## BEGIN Exercise data
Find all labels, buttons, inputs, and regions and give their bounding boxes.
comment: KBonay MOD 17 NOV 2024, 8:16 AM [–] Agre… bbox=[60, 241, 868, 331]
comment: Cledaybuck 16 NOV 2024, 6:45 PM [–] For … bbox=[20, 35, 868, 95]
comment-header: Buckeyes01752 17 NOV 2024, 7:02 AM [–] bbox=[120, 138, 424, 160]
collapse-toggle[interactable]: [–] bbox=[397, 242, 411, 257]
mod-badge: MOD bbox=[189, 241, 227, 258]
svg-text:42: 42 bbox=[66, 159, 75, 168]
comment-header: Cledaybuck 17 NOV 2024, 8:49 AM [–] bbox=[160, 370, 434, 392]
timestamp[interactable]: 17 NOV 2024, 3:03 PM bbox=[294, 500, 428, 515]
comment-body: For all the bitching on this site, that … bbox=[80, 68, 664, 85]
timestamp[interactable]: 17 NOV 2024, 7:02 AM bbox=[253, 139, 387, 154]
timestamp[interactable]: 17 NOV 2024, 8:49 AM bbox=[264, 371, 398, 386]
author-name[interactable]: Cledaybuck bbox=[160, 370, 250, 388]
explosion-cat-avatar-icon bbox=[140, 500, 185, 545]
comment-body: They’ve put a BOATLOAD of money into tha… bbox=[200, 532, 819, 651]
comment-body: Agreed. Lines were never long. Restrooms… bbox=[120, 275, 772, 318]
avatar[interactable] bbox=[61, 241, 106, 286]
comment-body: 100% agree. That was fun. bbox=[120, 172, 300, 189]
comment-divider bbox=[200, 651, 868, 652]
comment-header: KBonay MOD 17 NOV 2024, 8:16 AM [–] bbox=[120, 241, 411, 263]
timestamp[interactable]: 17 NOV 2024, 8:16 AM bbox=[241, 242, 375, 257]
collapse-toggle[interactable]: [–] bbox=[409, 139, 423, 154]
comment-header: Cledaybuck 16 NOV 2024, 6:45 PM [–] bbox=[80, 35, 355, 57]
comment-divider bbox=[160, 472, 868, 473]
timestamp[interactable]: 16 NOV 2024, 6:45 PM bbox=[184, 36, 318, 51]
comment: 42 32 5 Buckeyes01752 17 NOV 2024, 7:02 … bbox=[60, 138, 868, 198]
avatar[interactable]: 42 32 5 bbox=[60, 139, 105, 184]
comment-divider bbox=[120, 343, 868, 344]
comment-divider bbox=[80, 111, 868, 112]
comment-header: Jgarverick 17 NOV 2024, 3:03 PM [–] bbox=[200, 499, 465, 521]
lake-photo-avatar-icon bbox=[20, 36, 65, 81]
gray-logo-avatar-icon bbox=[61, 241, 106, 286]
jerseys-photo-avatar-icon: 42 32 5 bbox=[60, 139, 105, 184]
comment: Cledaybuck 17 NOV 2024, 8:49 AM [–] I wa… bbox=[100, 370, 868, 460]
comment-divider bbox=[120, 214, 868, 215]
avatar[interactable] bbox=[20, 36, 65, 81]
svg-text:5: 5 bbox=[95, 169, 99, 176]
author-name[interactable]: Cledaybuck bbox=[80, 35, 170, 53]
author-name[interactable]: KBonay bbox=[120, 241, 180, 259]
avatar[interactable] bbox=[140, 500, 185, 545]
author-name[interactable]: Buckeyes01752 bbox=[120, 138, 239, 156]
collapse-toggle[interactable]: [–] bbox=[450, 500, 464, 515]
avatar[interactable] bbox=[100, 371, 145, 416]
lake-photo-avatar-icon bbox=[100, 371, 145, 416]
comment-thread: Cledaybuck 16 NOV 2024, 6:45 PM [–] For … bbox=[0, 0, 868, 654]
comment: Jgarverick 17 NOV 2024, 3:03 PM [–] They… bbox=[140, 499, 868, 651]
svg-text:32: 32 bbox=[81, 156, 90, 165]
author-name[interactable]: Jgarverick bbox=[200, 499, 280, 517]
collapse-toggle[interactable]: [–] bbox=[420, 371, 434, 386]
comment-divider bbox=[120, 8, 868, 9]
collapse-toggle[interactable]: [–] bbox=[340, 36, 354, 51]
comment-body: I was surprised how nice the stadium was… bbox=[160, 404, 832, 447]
## END Exercise data
— Written exercise —
Present every line of the material above as a numbered list, leaving out any blank lines.

— Written answer —
1. Find all labels, buttons, inputs, and regions and give their bounding boxes.
2. comment: KBonay MOD 17 NOV 2024, 8:16 AM [–] Agre… bbox=[60, 241, 868, 331]
3. comment: Cledaybuck 16 NOV 2024, 6:45 PM [–] For … bbox=[20, 35, 868, 95]
4. comment-header: Buckeyes01752 17 NOV 2024, 7:02 AM [–] bbox=[120, 138, 424, 160]
5. collapse-toggle[interactable]: [–] bbox=[397, 242, 411, 257]
6. mod-badge: MOD bbox=[189, 241, 227, 258]
7. svg-text:42: 42 bbox=[66, 159, 75, 168]
8. comment-header: Cledaybuck 17 NOV 2024, 8:49 AM [–] bbox=[160, 370, 434, 392]
9. timestamp[interactable]: 17 NOV 2024, 3:03 PM bbox=[294, 500, 428, 515]
10. comment-body: For all the bitching on this site, that … bbox=[80, 68, 664, 85]
11. timestamp[interactable]: 17 NOV 2024, 7:02 AM bbox=[253, 139, 387, 154]
12. timestamp[interactable]: 17 NOV 2024, 8:49 AM bbox=[264, 371, 398, 386]
13. author-name[interactable]: Cledaybuck bbox=[160, 370, 250, 388]
14. explosion-cat-avatar-icon bbox=[140, 500, 185, 545]
15. comment-body: They’ve put a BOATLOAD of money into tha… bbox=[200, 532, 819, 651]
16. comment-body: Agreed. Lines were never long. Restrooms… bbox=[120, 275, 772, 318]
17. avatar[interactable] bbox=[61, 241, 106, 286]
18. comment-body: 100% agree. That was fun. bbox=[120, 172, 300, 189]
19. comment-divider bbox=[200, 651, 868, 652]
20. comment-header: KBonay MOD 17 NOV 2024, 8:16 AM [–] bbox=[120, 241, 411, 263]
21. timestamp[interactable]: 17 NOV 2024, 8:16 AM bbox=[241, 242, 375, 257]
22. collapse-toggle[interactable]: [–] bbox=[409, 139, 423, 154]
23. comment-header: Cledaybuck 16 NOV 2024, 6:45 PM [–] bbox=[80, 35, 355, 57]
24. comment-divider bbox=[160, 472, 868, 473]
25. timestamp[interactable]: 16 NOV 2024, 6:45 PM bbox=[184, 36, 318, 51]
26. comment: 42 32 5 Buckeyes01752 17 NOV 2024, 7:02 … bbox=[60, 138, 868, 198]
27. avatar[interactable]: 42 32 5 bbox=[60, 139, 105, 184]
28. comment-divider bbox=[120, 343, 868, 344]
29. comment-divider bbox=[80, 111, 868, 112]
30. comment-header: Jgarverick 17 NOV 2024, 3:03 PM [–] bbox=[200, 499, 465, 521]
31. lake-photo-avatar-icon bbox=[20, 36, 65, 81]
32. gray-logo-avatar-icon bbox=[61, 241, 106, 286]
33. jerseys-photo-avatar-icon: 42 32 5 bbox=[60, 139, 105, 184]
34. comment: Cledaybuck 17 NOV 2024, 8:49 AM [–] I wa… bbox=[100, 370, 868, 460]
35. comment-divider bbox=[120, 214, 868, 215]
36. avatar[interactable] bbox=[20, 36, 65, 81]
37. svg-text:5: 5 bbox=[95, 169, 99, 176]
38. author-name[interactable]: Cledaybuck bbox=[80, 35, 170, 53]
39. author-name[interactable]: KBonay bbox=[120, 241, 180, 259]
40. avatar[interactable] bbox=[140, 500, 185, 545]
41. author-name[interactable]: Buckeyes01752 bbox=[120, 138, 239, 156]
42. collapse-toggle[interactable]: [–] bbox=[450, 500, 464, 515]
43. avatar[interactable] bbox=[100, 371, 145, 416]
44. lake-photo-avatar-icon bbox=[100, 371, 145, 416]
45. comment-thread: Cledaybuck 16 NOV 2024, 6:45 PM [–] For … bbox=[0, 0, 868, 654]
46. comment: Jgarverick 17 NOV 2024, 3:03 PM [–] They… bbox=[140, 499, 868, 651]
47. svg-text:32: 32 bbox=[81, 156, 90, 165]
48. author-name[interactable]: Jgarverick bbox=[200, 499, 280, 517]
49. collapse-toggle[interactable]: [–] bbox=[420, 371, 434, 386]
50. comment-divider bbox=[120, 8, 868, 9]
51. collapse-toggle[interactable]: [–] bbox=[340, 36, 354, 51]
52. comment-body: I was surprised how nice the stadium was… bbox=[160, 404, 832, 447]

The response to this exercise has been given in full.